## [WHAT IS BEING ASKED]
Leave out the images; return the rest of the data exactly.

## [SUPPLIED ENTRIES]
((

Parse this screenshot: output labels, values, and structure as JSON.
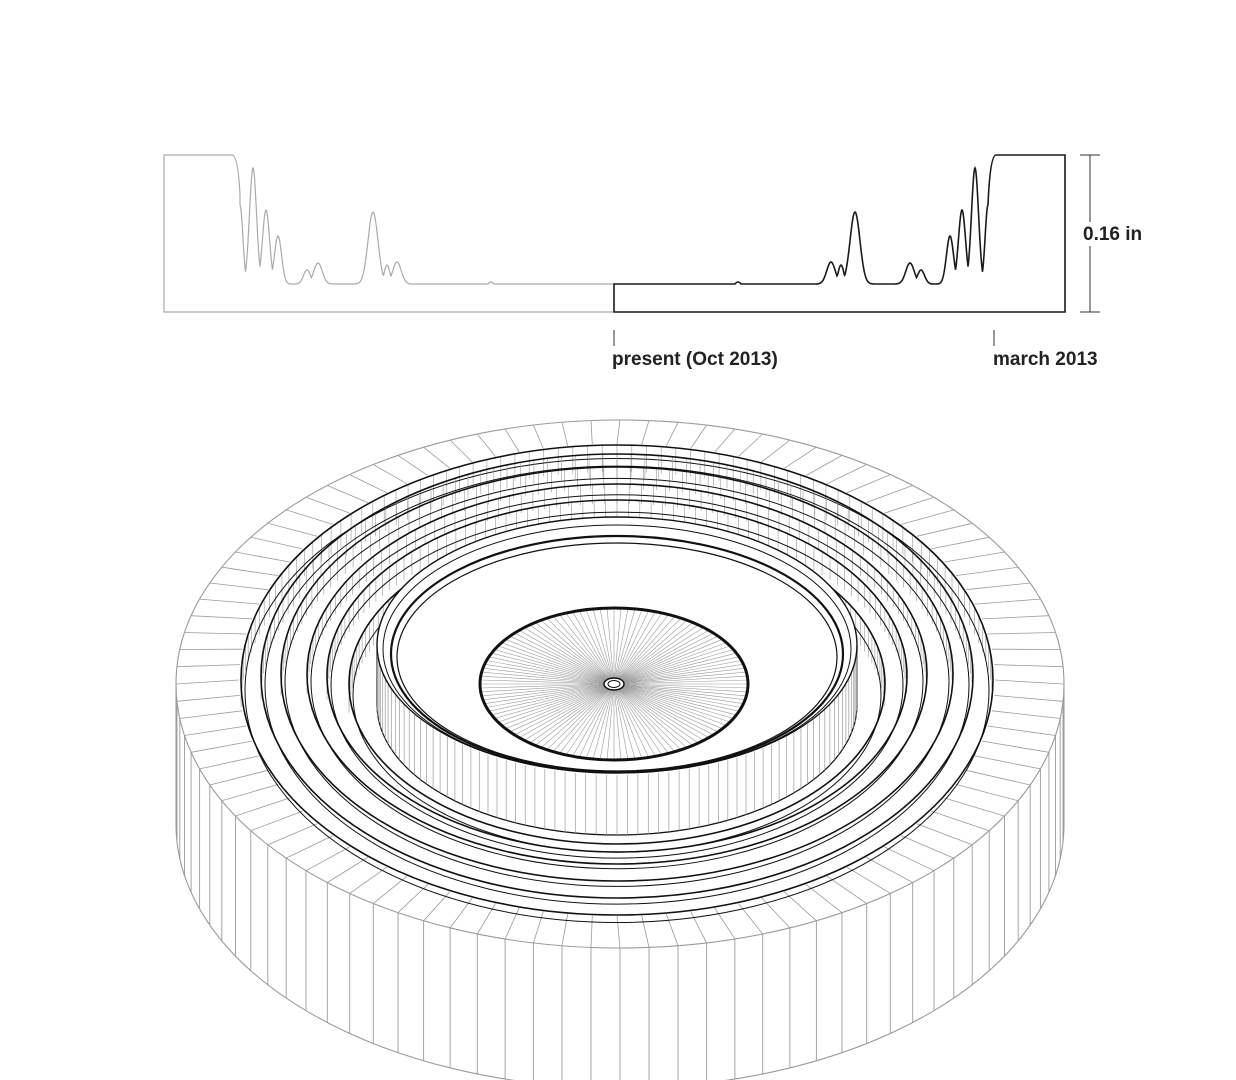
{
  "profile": {
    "height_label": "0.16 in",
    "present_label": "present (Oct 2013)",
    "start_label": "march 2013",
    "colors": {
      "profile_current": "#1a1a1a",
      "profile_mirror": "#aaaaaa",
      "dimension_line": "#333333"
    }
  },
  "model": {
    "colors": {
      "wire_light": "#9a9a9a",
      "wire_dark": "#111111",
      "background": "#ffffff"
    }
  }
}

))

## [EXERCISE RESPONSE]
Parse this screenshot: output labels, values, and structure as JSON.
{
  "profile": {
    "height_label": "0.16 in",
    "present_label": "present (Oct 2013)",
    "start_label": "march 2013",
    "colors": {
      "profile_current": "#1a1a1a",
      "profile_mirror": "#aaaaaa",
      "dimension_line": "#333333"
    }
  },
  "model": {
    "colors": {
      "wire_light": "#9a9a9a",
      "wire_dark": "#111111",
      "background": "#ffffff"
    }
  }
}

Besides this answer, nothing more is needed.